** Text provided **
<<<<

If you want to try OnlineTechnicalIndicators with Lucky, (… explanation omitted …)
Thanks for explaining how you might go about incorporating OnlineTechnicalIndicators into the Lucky indicator system. If I have some down time later, I may explore this. The thing that may slow me down the most at this point is my lack of understanding when it comes to Rocket.jl operators. I have yet to make one or even use one.
Are SMA{Float64}(period=5) also dispatchable at the period level?
I don’t think the period of an indicator is something you can dispatch on with OnlineTechnicalIndicators.jl. (@femtotrader - please correct me if I’m wrong.)
julia> using OnlineTechnicalIndicators
julia> sma50 = SMA{Float64}(period=50)
SMA: n=0 | value=missing
julia> sma200 = SMA{Float64}(period=200)
SMA: n=0 | value=missing
julia> typeof(sma50) == typeof(sma200) # They're the same type.
true
Personally, I’m fine with that.
I’m not sure what should subscribe to ChartSubject. It seems like some kind of Blotter to render charts.

>>>>

** Excerpted data **
<<<<

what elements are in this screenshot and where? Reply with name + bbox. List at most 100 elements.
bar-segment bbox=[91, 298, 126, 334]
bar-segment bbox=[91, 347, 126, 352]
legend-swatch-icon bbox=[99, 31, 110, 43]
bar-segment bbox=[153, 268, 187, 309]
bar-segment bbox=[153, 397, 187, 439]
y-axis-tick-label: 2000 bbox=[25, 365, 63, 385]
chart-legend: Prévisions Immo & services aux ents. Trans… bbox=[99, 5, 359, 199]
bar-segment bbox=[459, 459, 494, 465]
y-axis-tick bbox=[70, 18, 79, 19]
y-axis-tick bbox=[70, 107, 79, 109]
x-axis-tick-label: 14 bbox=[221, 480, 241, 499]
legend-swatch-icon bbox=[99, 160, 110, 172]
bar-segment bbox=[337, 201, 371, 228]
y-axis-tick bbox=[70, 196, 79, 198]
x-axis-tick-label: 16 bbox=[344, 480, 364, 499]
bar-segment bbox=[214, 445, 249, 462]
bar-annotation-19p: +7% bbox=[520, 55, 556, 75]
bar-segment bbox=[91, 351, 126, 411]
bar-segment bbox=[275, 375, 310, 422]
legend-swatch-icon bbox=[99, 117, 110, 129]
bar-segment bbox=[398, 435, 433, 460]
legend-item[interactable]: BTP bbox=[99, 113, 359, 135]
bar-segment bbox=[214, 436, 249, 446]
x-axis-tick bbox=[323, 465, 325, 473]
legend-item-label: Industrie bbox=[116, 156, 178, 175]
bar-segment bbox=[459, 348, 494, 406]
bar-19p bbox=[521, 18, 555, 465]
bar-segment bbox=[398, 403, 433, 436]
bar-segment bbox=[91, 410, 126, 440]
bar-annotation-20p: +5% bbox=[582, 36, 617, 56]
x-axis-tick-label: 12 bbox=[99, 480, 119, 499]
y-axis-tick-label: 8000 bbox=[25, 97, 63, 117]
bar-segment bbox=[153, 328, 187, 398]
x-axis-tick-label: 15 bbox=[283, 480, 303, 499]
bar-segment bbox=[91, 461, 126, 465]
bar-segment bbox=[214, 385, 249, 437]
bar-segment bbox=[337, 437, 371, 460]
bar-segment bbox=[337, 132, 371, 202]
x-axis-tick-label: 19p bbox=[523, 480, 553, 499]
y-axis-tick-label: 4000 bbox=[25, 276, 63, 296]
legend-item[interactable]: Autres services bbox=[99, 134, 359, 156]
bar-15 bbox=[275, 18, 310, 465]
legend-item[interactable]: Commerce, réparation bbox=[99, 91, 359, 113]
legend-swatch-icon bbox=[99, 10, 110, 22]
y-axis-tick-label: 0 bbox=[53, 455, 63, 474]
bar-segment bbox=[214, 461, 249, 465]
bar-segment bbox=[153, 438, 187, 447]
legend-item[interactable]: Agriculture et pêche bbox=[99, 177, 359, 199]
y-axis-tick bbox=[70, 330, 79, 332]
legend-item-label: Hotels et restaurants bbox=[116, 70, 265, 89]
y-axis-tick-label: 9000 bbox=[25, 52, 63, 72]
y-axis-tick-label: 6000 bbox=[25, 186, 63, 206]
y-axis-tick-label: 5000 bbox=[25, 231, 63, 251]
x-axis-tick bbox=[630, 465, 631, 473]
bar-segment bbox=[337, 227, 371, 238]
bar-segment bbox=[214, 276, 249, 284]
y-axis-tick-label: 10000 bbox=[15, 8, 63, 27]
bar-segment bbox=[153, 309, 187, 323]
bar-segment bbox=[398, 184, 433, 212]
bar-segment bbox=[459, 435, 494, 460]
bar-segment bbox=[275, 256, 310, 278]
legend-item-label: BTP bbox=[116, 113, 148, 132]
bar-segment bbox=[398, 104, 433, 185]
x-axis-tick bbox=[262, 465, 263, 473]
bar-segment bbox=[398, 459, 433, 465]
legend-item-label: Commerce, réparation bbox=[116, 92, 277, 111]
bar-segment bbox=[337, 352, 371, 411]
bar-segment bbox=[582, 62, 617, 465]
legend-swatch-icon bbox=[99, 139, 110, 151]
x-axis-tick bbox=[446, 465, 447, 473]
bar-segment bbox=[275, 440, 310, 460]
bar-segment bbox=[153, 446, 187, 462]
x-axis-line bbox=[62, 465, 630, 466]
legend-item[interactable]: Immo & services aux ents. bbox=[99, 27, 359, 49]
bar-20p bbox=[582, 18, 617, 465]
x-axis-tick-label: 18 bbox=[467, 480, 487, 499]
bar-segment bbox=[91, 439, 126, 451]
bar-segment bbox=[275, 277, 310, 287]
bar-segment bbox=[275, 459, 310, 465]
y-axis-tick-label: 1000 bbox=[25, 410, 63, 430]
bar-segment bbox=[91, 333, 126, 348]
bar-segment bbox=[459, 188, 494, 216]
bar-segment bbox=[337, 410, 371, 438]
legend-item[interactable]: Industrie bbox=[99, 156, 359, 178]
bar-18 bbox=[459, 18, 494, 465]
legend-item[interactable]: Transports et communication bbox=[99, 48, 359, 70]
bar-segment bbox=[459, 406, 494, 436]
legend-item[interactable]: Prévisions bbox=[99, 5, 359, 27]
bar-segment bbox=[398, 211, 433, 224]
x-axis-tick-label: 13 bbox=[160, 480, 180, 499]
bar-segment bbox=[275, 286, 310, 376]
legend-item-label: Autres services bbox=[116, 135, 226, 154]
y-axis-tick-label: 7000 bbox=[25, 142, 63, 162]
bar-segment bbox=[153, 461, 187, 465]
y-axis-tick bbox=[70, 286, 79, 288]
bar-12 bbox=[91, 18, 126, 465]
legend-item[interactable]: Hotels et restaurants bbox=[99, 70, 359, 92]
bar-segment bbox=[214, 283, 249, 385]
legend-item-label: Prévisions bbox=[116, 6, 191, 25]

>>>>

** Work instructions **
1. In the discussion of OnlineTechnicalIndicators, what result does comparing the types of sma50 and sma200 give?
2. Reproduce word for word everything in the discussion of OnlineTechnicalIndicators from "Thanks for explaining" down to "fine with that.".

** Exercise solutions **
1. It gives true, meaning the two have the same type.

2.
Thanks for explaining how you might go about incorporating OnlineTechnicalIndicators into the Lucky indicator system. If I have some down time later, I may explore this. The thing that may slow me down the most at this point is my lack of understanding when it comes to Rocket.jl operators. I have yet to make one or even use one.
Are SMA{Float64}(period=5) also dispatchable at the period level?
I don’t think the period of an indicator is something you can dispatch on with OnlineTechnicalIndicators.jl. (@femtotrader - please correct me if I’m wrong.)
julia> using OnlineTechnicalIndicators
julia> sma50 = SMA{Float64}(period=50)
SMA: n=0 | value=missing
julia> sma200 = SMA{Float64}(period=200)
SMA: n=0 | value=missing
julia> typeof(sma50) == typeof(sma200) # They're the same type.
true
Personally, I’m fine with that.